#### [Work to be completed]
Nothing in the data should change when you return it, but leave the pictures out.

=====

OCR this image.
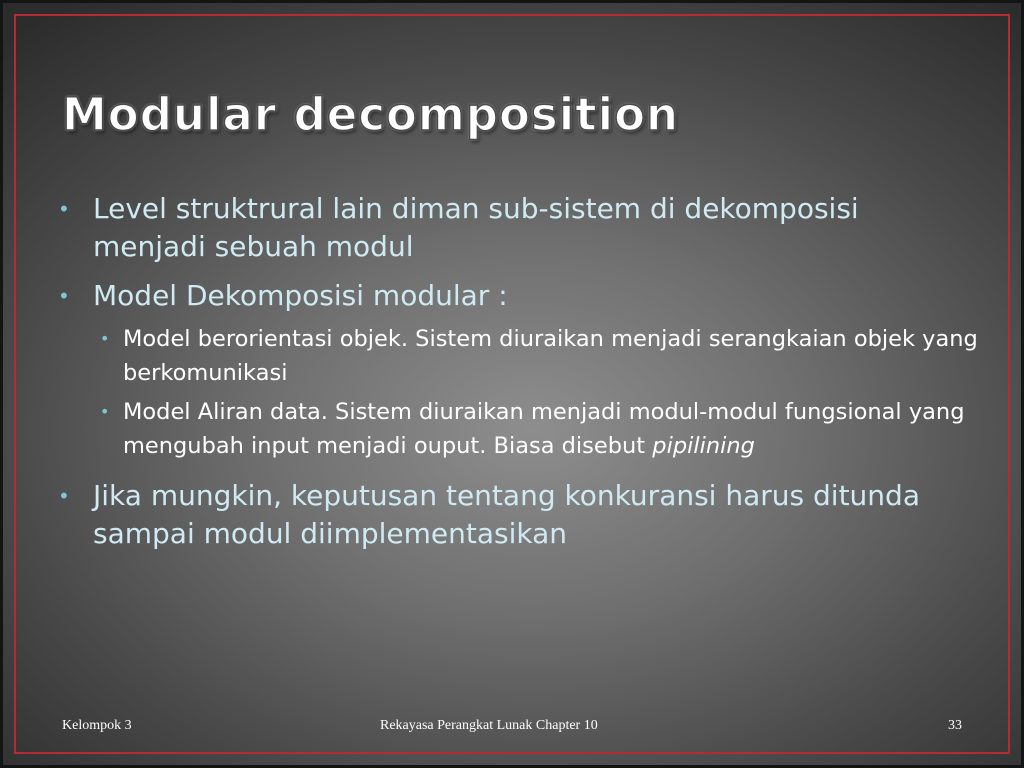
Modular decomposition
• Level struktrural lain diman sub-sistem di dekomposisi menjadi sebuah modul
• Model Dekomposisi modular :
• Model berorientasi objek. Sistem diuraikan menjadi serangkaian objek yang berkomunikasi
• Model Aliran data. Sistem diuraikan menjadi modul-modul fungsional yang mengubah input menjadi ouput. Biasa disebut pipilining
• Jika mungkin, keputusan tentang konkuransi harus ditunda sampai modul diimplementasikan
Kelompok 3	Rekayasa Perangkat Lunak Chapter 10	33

=====

#### [Final result]
OCR this image.
Modular decomposition
• Level struktrural lain diman sub-sistem di dekomposisi menjadi sebuah modul
• Model Dekomposisi modular :
• Model berorientasi objek. Sistem diuraikan menjadi serangkaian objek yang berkomunikasi
• Model Aliran data. Sistem diuraikan menjadi modul-modul fungsional yang mengubah input menjadi ouput. Biasa disebut pipilining
• Jika mungkin, keputusan tentang konkuransi harus ditunda sampai modul diimplementasikan
Kelompok 3	Rekayasa Perangkat Lunak Chapter 10	33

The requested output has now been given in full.